Report how many lines in the listing below include the word "Control". Write nothing besides the number.
─── DATA SUPPLIED
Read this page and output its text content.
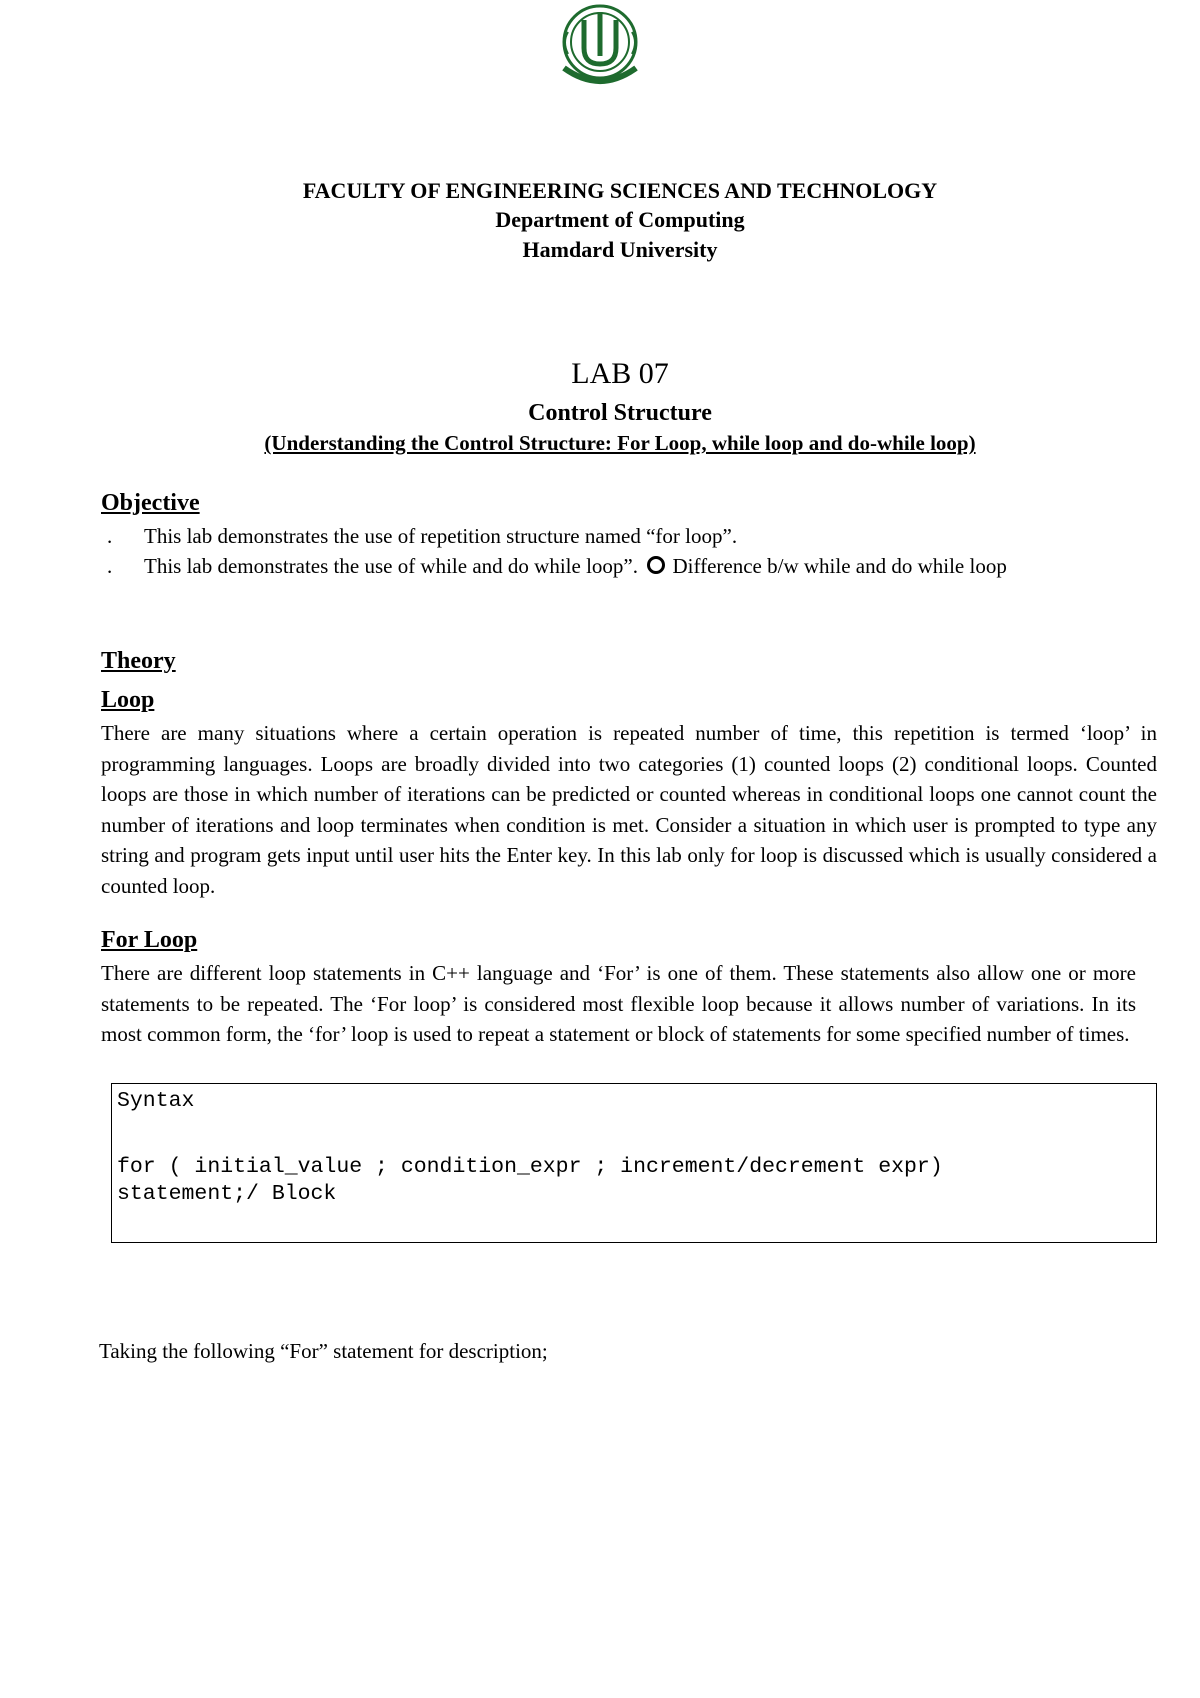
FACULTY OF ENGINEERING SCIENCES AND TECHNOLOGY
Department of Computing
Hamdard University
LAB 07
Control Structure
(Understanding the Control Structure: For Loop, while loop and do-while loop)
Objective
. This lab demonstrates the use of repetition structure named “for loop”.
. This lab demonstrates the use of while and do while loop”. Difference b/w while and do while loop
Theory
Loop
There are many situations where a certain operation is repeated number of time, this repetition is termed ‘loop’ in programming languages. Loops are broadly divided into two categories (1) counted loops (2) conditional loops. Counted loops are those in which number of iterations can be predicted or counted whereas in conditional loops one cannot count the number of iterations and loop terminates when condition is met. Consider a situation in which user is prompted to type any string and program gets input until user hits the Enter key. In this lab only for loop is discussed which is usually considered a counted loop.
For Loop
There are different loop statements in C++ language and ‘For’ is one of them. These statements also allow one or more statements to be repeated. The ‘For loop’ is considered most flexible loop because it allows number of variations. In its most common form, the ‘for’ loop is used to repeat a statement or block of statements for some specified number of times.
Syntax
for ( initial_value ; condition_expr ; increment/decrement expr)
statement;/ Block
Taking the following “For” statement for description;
──────
*RESPONSE FOR THIS EXERCISE*
2